REQUIREMENTS: Below is a set of records. Repeat all of them exactly.

══════════════════════════════

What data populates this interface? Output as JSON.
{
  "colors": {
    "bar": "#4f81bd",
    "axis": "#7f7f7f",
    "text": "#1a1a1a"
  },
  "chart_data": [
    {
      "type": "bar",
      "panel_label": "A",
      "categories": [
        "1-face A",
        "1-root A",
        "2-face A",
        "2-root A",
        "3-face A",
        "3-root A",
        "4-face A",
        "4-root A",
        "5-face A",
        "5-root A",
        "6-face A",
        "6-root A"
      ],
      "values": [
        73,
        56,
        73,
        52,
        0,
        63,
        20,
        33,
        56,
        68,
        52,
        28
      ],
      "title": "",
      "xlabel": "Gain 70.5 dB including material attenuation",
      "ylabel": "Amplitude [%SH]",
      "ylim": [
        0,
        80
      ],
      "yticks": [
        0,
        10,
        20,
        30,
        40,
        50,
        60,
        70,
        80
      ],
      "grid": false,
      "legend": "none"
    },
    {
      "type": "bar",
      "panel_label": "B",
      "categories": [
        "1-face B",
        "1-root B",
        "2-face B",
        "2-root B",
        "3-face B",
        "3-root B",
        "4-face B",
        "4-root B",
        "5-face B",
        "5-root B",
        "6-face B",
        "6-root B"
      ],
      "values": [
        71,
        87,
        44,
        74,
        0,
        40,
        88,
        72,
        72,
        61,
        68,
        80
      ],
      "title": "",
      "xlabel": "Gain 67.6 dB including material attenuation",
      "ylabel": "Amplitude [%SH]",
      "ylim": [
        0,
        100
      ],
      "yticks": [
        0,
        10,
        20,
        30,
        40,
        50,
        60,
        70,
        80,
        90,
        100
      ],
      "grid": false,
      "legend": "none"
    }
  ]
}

══════════════════════════════

COMPLETE RESPONSE:
What data populates this interface? Output as JSON.
{
  "colors": {
    "bar": "#4f81bd",
    "axis": "#7f7f7f",
    "text": "#1a1a1a"
  },
  "chart_data": [
    {
      "type": "bar",
      "panel_label": "A",
      "categories": [
        "1-face A",
        "1-root A",
        "2-face A",
        "2-root A",
        "3-face A",
        "3-root A",
        "4-face A",
        "4-root A",
        "5-face A",
        "5-root A",
        "6-face A",
        "6-root A"
      ],
      "values": [
        73,
        56,
        73,
        52,
        0,
        63,
        20,
        33,
        56,
        68,
        52,
        28
      ],
      "title": "",
      "xlabel": "Gain 70.5 dB including material attenuation",
      "ylabel": "Amplitude [%SH]",
      "ylim": [
        0,
        80
      ],
      "yticks": [
        0,
        10,
        20,
        30,
        40,
        50,
        60,
        70,
        80
      ],
      "grid": false,
      "legend": "none"
    },
    {
      "type": "bar",
      "panel_label": "B",
      "categories": [
        "1-face B",
        "1-root B",
        "2-face B",
        "2-root B",
        "3-face B",
        "3-root B",
        "4-face B",
        "4-root B",
        "5-face B",
        "5-root B",
        "6-face B",
        "6-root B"
      ],
      "values": [
        71,
        87,
        44,
        74,
        0,
        40,
        88,
        72,
        72,
        61,
        68,
        80
      ],
      "title": "",
      "xlabel": "Gain 67.6 dB including material attenuation",
      "ylabel": "Amplitude [%SH]",
      "ylim": [
        0,
        100
      ],
      "yticks": [
        0,
        10,
        20,
        30,
        40,
        50,
        60,
        70,
        80,
        90,
        100
      ],
      "grid": false,
      "legend": "none"
    }
  ]
}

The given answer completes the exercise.